| Directions |
Give every line from the entries that contains "Temps".

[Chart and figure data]
START

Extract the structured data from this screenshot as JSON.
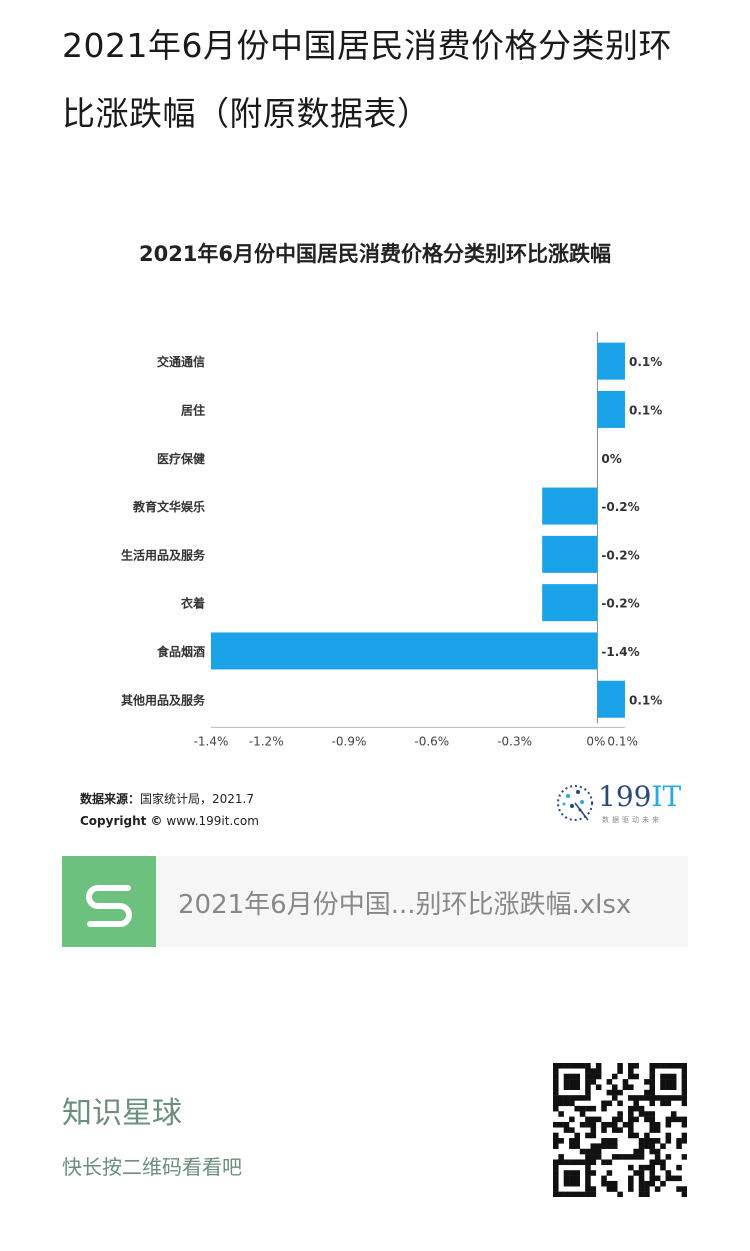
{
  "post": {
    "title": "2021年6月份中国居民消费价格分类别环比涨跌幅（附原数据表）"
  },
  "chart_data": {
    "type": "bar",
    "orientation": "horizontal",
    "title": "2021年6月份中国居民消费价格分类别环比涨跌幅",
    "categories": [
      "交通通信",
      "居住",
      "医疗保健",
      "教育文华娱乐",
      "生活用品及服务",
      "衣着",
      "食品烟酒",
      "其他用品及服务"
    ],
    "values": [
      0.1,
      0.1,
      0,
      -0.2,
      -0.2,
      -0.2,
      -1.4,
      0.1
    ],
    "data_labels": [
      "0.1%",
      "0.1%",
      "0%",
      "-0.2%",
      "-0.2%",
      "-0.2%",
      "-1.4%",
      "0.1%"
    ],
    "x_ticks": [
      -1.4,
      -1.2,
      -0.9,
      -0.6,
      -0.3,
      0,
      0.1
    ],
    "x_tick_labels": [
      "-1.4%",
      "-1.2%",
      "-0.9%",
      "-0.6%",
      "-0.3%",
      "0%",
      "0.1%"
    ],
    "xlim": [
      -1.4,
      0.1
    ],
    "bar_color": "#1aa3e8",
    "grid": false,
    "legend": "none"
  },
  "source": {
    "label": "数据来源：",
    "text": "国家统计局，2021.7",
    "copyright_label": "Copyright ©",
    "copyright_text": "www.199it.com"
  },
  "logo": {
    "num": "199",
    "it": "IT",
    "sub": "数据驱动未来"
  },
  "file": {
    "name": "2021年6月份中国...别环比涨跌幅.xlsx",
    "icon": "spreadsheet-s-icon",
    "icon_color": "#6cc17e"
  },
  "planet": {
    "name": "知识星球",
    "hint": "快长按二维码看看吧"
  },
  "colors": {
    "accent_green": "#6b8f7c",
    "bar_blue": "#1aa3e8"
  }
}
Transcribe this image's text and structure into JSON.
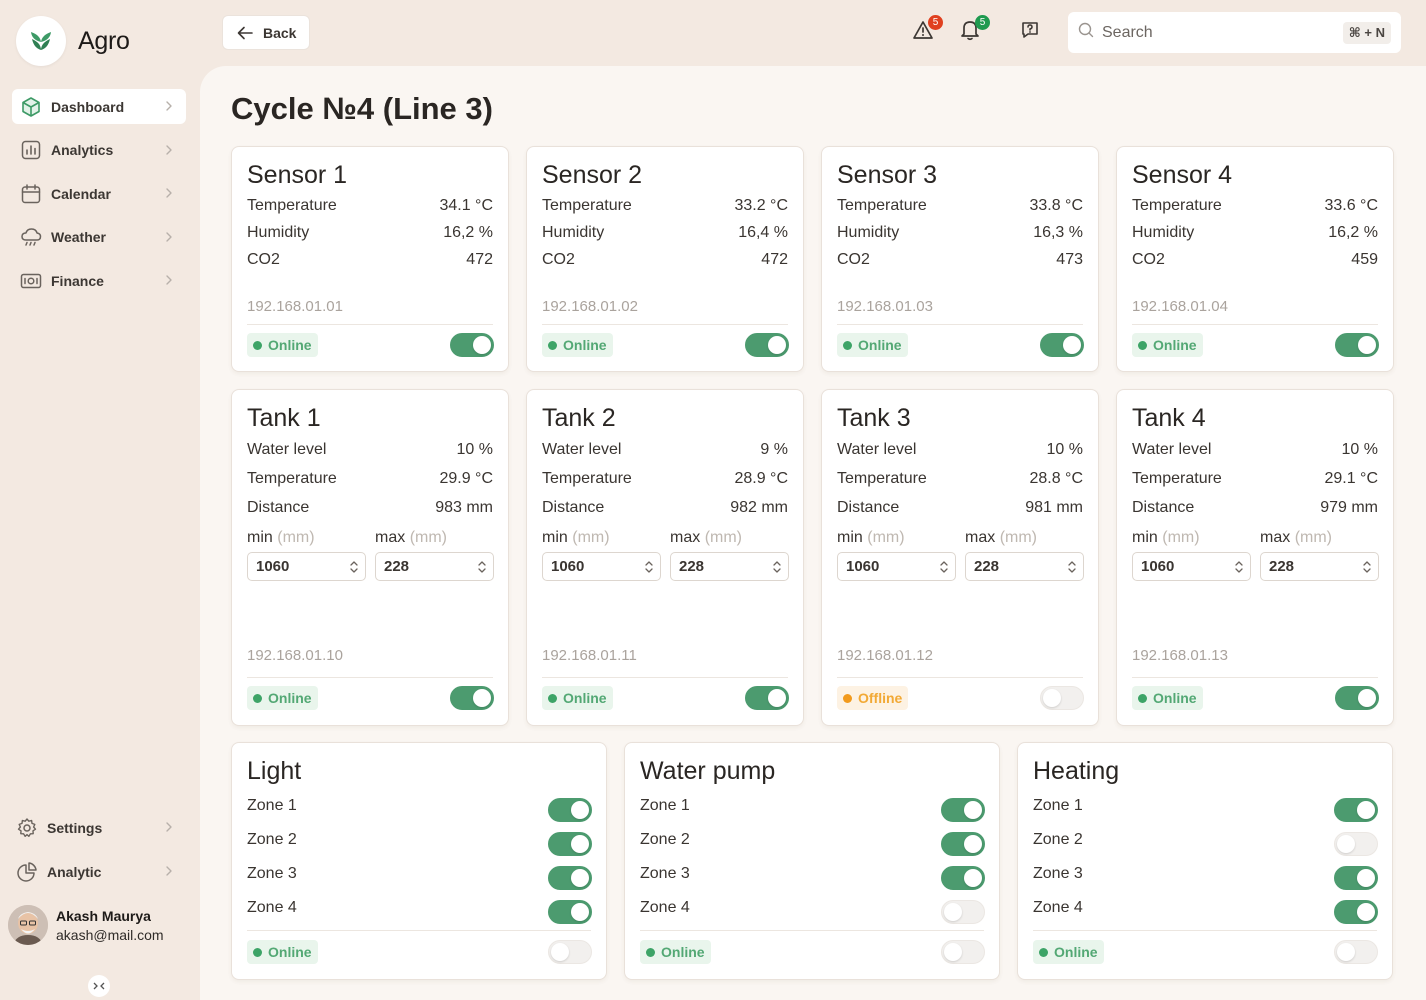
{
  "app": {
    "name": "Agro"
  },
  "colors": {
    "accent": "#4c9b6f",
    "online": "#3da467",
    "offline": "#f29a1c",
    "alert_badge": "#e0401f",
    "notify_badge": "#1f9a4f"
  },
  "sidebar": {
    "items": [
      {
        "label": "Dashboard",
        "icon": "cube-icon",
        "active": true
      },
      {
        "label": "Analytics",
        "icon": "bar-chart-icon"
      },
      {
        "label": "Calendar",
        "icon": "calendar-icon"
      },
      {
        "label": "Weather",
        "icon": "cloud-rain-icon"
      },
      {
        "label": "Finance",
        "icon": "banknote-icon"
      }
    ],
    "bottom_items": [
      {
        "label": "Settings",
        "icon": "gear-icon"
      },
      {
        "label": "Analytic",
        "icon": "pie-chart-icon"
      }
    ],
    "user": {
      "name": "Akash Maurya",
      "email": "akash@mail.com"
    }
  },
  "header": {
    "back_label": "Back",
    "alerts_count": "5",
    "notifications_count": "5",
    "search": {
      "placeholder": "Search",
      "shortcut": "⌘ + N"
    }
  },
  "page": {
    "title": "Cycle №4 (Line 3)"
  },
  "sensors": [
    {
      "title": "Sensor 1",
      "rows": [
        [
          "Temperature",
          "34.1 °C"
        ],
        [
          "Humidity",
          "16,2 %"
        ],
        [
          "CO2",
          "472"
        ]
      ],
      "ip": "192.168.01.01",
      "status": "Online",
      "enabled": true
    },
    {
      "title": "Sensor 2",
      "rows": [
        [
          "Temperature",
          "33.2 °C"
        ],
        [
          "Humidity",
          "16,4 %"
        ],
        [
          "CO2",
          "472"
        ]
      ],
      "ip": "192.168.01.02",
      "status": "Online",
      "enabled": true
    },
    {
      "title": "Sensor 3",
      "rows": [
        [
          "Temperature",
          "33.8 °C"
        ],
        [
          "Humidity",
          "16,3 %"
        ],
        [
          "CO2",
          "473"
        ]
      ],
      "ip": "192.168.01.03",
      "status": "Online",
      "enabled": true
    },
    {
      "title": "Sensor 4",
      "rows": [
        [
          "Temperature",
          "33.6 °C"
        ],
        [
          "Humidity",
          "16,2 %"
        ],
        [
          "CO2",
          "459"
        ]
      ],
      "ip": "192.168.01.04",
      "status": "Online",
      "enabled": true
    }
  ],
  "tanks": [
    {
      "title": "Tank 1",
      "rows": [
        [
          "Water level",
          "10 %"
        ],
        [
          "Temperature",
          "29.9 °C"
        ],
        [
          "Distance",
          "983 mm"
        ]
      ],
      "min_label": "min",
      "max_label": "max",
      "unit": "(mm)",
      "min": "1060",
      "max": "228",
      "ip": "192.168.01.10",
      "status": "Online",
      "enabled": true
    },
    {
      "title": "Tank 2",
      "rows": [
        [
          "Water level",
          "9 %"
        ],
        [
          "Temperature",
          "28.9 °C"
        ],
        [
          "Distance",
          "982 mm"
        ]
      ],
      "min_label": "min",
      "max_label": "max",
      "unit": "(mm)",
      "min": "1060",
      "max": "228",
      "ip": "192.168.01.11",
      "status": "Online",
      "enabled": true
    },
    {
      "title": "Tank 3",
      "rows": [
        [
          "Water level",
          "10 %"
        ],
        [
          "Temperature",
          "28.8 °C"
        ],
        [
          "Distance",
          "981 mm"
        ]
      ],
      "min_label": "min",
      "max_label": "max",
      "unit": "(mm)",
      "min": "1060",
      "max": "228",
      "ip": "192.168.01.12",
      "status": "Offline",
      "enabled": false
    },
    {
      "title": "Tank 4",
      "rows": [
        [
          "Water level",
          "10 %"
        ],
        [
          "Temperature",
          "29.1 °C"
        ],
        [
          "Distance",
          "979 mm"
        ]
      ],
      "min_label": "min",
      "max_label": "max",
      "unit": "(mm)",
      "min": "1060",
      "max": "228",
      "ip": "192.168.01.13",
      "status": "Online",
      "enabled": true
    }
  ],
  "controls": [
    {
      "title": "Light",
      "zones": [
        [
          "Zone 1",
          true
        ],
        [
          "Zone 2",
          true
        ],
        [
          "Zone 3",
          true
        ],
        [
          "Zone 4",
          true
        ]
      ],
      "status": "Online",
      "enabled": false
    },
    {
      "title": "Water pump",
      "zones": [
        [
          "Zone 1",
          true
        ],
        [
          "Zone 2",
          true
        ],
        [
          "Zone 3",
          true
        ],
        [
          "Zone 4",
          false
        ]
      ],
      "status": "Online",
      "enabled": false
    },
    {
      "title": "Heating",
      "zones": [
        [
          "Zone 1",
          true
        ],
        [
          "Zone 2",
          false
        ],
        [
          "Zone 3",
          true
        ],
        [
          "Zone 4",
          true
        ]
      ],
      "status": "Online",
      "enabled": false
    }
  ]
}
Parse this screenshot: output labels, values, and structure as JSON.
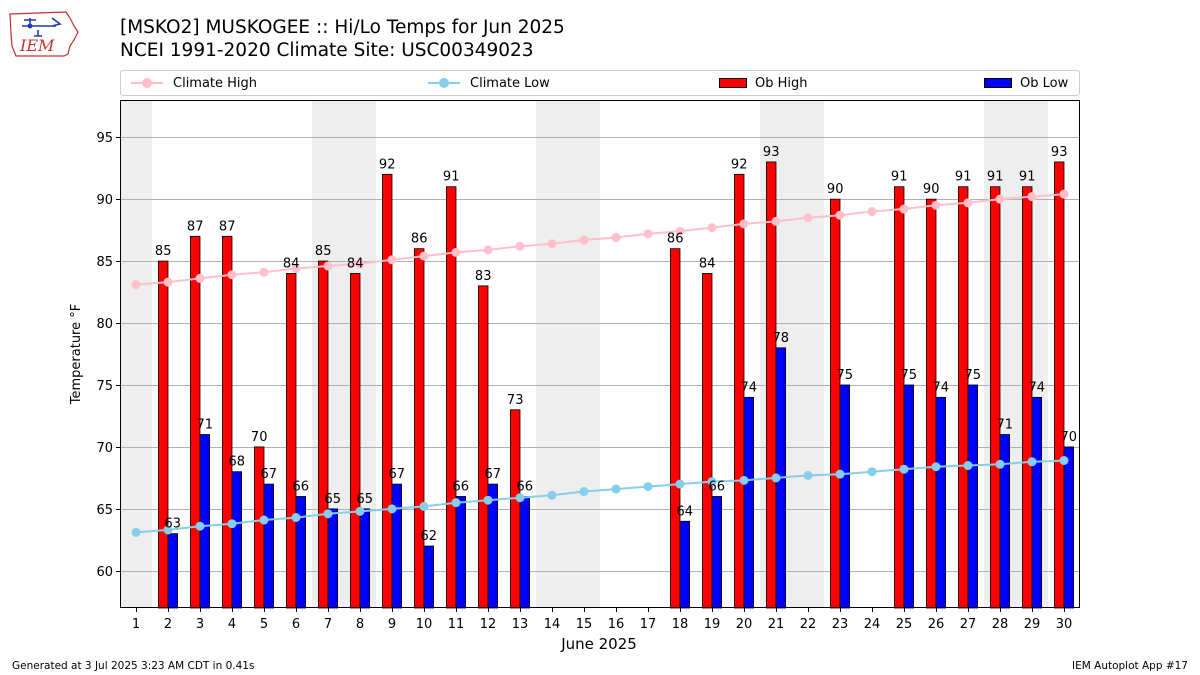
{
  "logo": {
    "text": "IEM"
  },
  "header": {
    "title_line1": "[MSKO2] MUSKOGEE :: Hi/Lo Temps for Jun 2025",
    "title_line2": "NCEI 1991-2020 Climate Site: USC00349023"
  },
  "legend": {
    "climate_high": "Climate High",
    "climate_low": "Climate Low",
    "ob_high": "Ob High",
    "ob_low": "Ob Low"
  },
  "colors": {
    "ob_high": "#ff0000",
    "ob_low": "#0000ff",
    "climate_high": "#ffc0cb",
    "climate_low": "#87ceeb",
    "weekend_shade": "#eeeeee"
  },
  "chart_data": {
    "type": "bar",
    "title": "[MSKO2] MUSKOGEE :: Hi/Lo Temps for Jun 2025",
    "xlabel": "June 2025",
    "ylabel": "Temperature °F",
    "ylim": [
      57,
      98
    ],
    "yticks": [
      60,
      65,
      70,
      75,
      80,
      85,
      90,
      95
    ],
    "grid": "y",
    "legend_position": "top",
    "categories": [
      "1",
      "2",
      "3",
      "4",
      "5",
      "6",
      "7",
      "8",
      "9",
      "10",
      "11",
      "12",
      "13",
      "14",
      "15",
      "16",
      "17",
      "18",
      "19",
      "20",
      "21",
      "22",
      "23",
      "24",
      "25",
      "26",
      "27",
      "28",
      "29",
      "30"
    ],
    "shaded_days": [
      1,
      7,
      8,
      14,
      15,
      21,
      22,
      28,
      29
    ],
    "series": [
      {
        "name": "Ob High",
        "type": "bar",
        "values": [
          null,
          85,
          87,
          87,
          70,
          84,
          85,
          84,
          92,
          86,
          91,
          83,
          73,
          null,
          null,
          null,
          null,
          86,
          84,
          92,
          93,
          null,
          90,
          null,
          91,
          90,
          91,
          91,
          91,
          93
        ]
      },
      {
        "name": "Ob Low",
        "type": "bar",
        "values": [
          null,
          63,
          71,
          68,
          67,
          66,
          65,
          65,
          67,
          62,
          66,
          67,
          66,
          null,
          null,
          null,
          null,
          64,
          66,
          74,
          78,
          null,
          75,
          null,
          75,
          74,
          75,
          71,
          74,
          70
        ]
      },
      {
        "name": "Climate High",
        "type": "line",
        "values": [
          83.1,
          83.3,
          83.6,
          83.9,
          84.1,
          84.4,
          84.6,
          84.8,
          85.1,
          85.4,
          85.7,
          85.9,
          86.2,
          86.4,
          86.7,
          86.9,
          87.2,
          87.4,
          87.7,
          88.0,
          88.2,
          88.5,
          88.7,
          89.0,
          89.2,
          89.5,
          89.7,
          90.0,
          90.2,
          90.4
        ]
      },
      {
        "name": "Climate Low",
        "type": "line",
        "values": [
          63.1,
          63.3,
          63.6,
          63.8,
          64.1,
          64.3,
          64.6,
          64.8,
          65.0,
          65.2,
          65.5,
          65.7,
          65.9,
          66.1,
          66.4,
          66.6,
          66.8,
          67.0,
          67.2,
          67.3,
          67.5,
          67.7,
          67.8,
          68.0,
          68.2,
          68.4,
          68.5,
          68.6,
          68.8,
          68.9
        ]
      }
    ]
  },
  "footer": {
    "left": "Generated at 3 Jul 2025 3:23 AM CDT in 0.41s",
    "right": "IEM Autoplot App #17"
  }
}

END

| Response to this exercise |
    "title_line1": "[MSKO2] MUSKOGEE :: Hi/Lo Temps for Jun 2025",
    "title": "[MSKO2] MUSKOGEE :: Hi/Lo Temps for Jun 2025",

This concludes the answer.